▶ **Problem details**: Collect all lines from the listing that include the string "content".

▶ **Information shown**:
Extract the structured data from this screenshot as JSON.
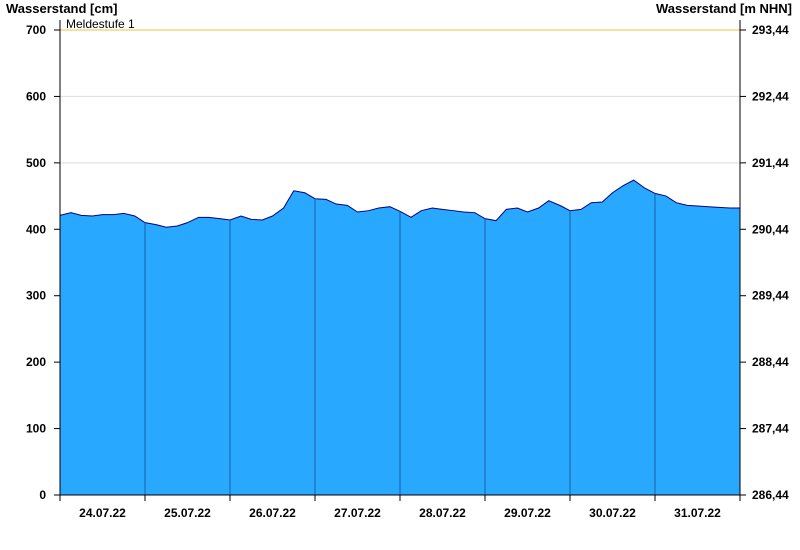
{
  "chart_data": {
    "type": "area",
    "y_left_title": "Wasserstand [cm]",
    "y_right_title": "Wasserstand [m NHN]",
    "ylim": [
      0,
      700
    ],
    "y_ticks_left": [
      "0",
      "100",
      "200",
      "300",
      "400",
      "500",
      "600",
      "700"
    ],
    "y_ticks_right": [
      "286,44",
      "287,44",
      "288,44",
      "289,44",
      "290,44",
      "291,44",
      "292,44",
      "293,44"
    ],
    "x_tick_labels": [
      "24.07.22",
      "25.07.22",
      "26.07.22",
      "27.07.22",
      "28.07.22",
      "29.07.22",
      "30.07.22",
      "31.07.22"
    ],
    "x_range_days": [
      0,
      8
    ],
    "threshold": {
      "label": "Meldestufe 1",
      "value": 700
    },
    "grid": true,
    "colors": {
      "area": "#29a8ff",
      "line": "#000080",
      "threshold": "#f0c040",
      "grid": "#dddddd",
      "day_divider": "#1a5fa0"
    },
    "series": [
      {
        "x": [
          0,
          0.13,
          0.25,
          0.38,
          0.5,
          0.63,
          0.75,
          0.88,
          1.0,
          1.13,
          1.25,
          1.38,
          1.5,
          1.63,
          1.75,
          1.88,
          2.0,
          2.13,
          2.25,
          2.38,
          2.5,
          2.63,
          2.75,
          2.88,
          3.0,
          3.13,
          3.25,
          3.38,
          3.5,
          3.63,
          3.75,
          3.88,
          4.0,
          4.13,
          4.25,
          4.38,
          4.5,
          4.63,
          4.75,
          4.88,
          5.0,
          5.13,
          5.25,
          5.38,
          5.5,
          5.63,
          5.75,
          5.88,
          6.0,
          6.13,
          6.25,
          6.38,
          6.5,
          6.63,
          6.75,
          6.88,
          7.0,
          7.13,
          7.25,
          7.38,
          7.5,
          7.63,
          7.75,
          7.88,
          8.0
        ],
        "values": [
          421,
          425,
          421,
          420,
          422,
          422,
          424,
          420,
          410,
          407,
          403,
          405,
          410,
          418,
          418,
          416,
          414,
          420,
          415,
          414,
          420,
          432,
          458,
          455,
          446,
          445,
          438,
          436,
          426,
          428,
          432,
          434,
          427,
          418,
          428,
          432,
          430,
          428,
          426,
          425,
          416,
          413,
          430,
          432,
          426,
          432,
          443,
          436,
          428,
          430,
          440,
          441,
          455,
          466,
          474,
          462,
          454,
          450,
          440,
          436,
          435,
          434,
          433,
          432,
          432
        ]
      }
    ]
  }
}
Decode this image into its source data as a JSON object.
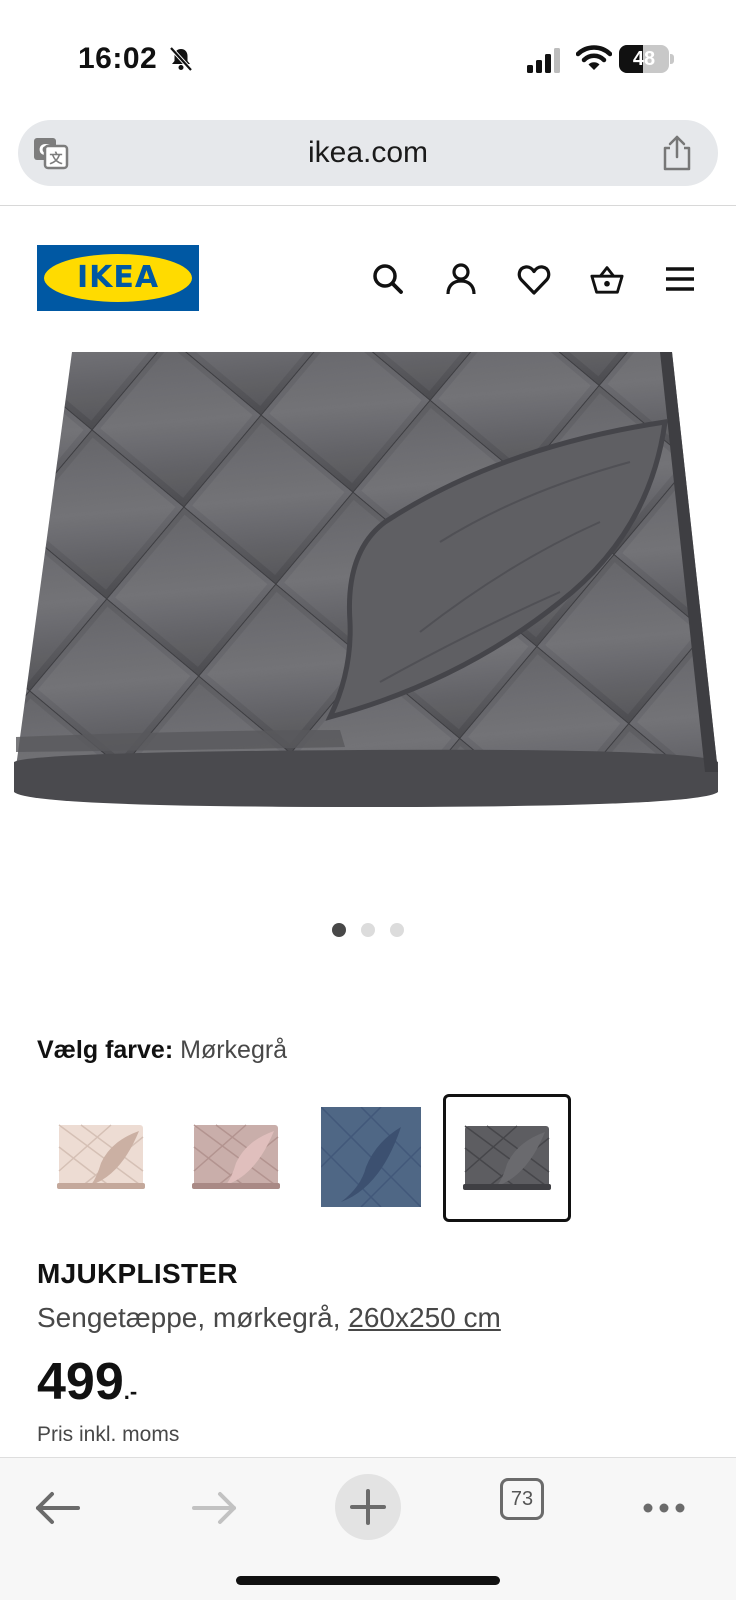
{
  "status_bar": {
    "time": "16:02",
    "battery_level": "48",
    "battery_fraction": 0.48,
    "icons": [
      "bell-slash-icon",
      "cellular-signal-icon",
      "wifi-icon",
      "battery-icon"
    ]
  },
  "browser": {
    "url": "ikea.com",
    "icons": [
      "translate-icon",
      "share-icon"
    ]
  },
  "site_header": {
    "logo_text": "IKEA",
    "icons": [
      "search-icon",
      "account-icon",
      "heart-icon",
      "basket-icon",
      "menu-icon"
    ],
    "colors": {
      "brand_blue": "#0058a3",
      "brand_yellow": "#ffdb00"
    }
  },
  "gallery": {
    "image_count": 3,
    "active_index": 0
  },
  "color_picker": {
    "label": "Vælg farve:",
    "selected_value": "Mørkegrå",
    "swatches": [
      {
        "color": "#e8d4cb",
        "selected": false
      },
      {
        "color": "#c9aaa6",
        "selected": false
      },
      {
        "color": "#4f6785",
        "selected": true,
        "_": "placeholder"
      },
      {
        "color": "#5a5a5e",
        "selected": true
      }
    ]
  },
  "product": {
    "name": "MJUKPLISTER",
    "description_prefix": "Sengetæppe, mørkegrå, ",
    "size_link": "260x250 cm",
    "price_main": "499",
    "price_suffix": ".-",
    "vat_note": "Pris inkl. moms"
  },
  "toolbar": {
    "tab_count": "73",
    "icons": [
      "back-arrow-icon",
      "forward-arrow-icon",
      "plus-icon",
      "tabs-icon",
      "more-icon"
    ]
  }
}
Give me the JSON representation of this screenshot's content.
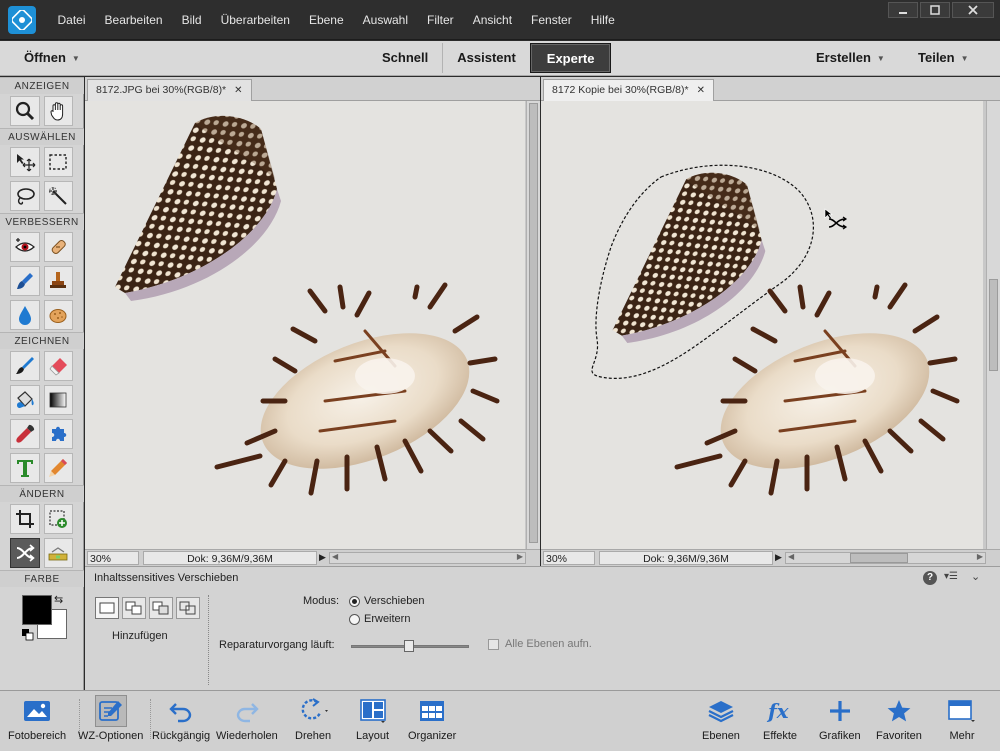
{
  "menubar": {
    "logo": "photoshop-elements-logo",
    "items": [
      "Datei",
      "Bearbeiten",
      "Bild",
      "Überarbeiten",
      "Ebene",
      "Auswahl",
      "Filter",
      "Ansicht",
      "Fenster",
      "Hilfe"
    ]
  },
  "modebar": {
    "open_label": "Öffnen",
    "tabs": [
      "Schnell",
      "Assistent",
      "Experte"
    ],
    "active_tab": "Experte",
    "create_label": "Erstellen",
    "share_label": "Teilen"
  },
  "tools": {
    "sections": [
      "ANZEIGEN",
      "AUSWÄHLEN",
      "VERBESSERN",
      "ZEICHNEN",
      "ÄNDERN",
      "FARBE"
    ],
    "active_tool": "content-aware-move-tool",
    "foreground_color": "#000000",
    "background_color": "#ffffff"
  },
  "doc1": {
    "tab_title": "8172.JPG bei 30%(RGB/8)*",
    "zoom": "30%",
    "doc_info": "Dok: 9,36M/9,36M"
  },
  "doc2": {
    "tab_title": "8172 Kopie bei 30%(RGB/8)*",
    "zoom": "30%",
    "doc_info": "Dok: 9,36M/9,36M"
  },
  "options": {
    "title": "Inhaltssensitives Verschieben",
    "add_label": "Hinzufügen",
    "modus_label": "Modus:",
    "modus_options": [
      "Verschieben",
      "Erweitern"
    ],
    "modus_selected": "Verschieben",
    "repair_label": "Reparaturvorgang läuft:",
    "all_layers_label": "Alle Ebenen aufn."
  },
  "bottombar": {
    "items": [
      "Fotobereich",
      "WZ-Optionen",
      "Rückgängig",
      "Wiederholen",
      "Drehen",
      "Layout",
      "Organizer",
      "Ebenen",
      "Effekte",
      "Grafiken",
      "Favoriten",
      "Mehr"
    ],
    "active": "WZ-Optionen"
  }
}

▶ **Exercise output**:
Give me the JSON representation of this screenshot's content.
    "active_tool": "content-aware-move-tool",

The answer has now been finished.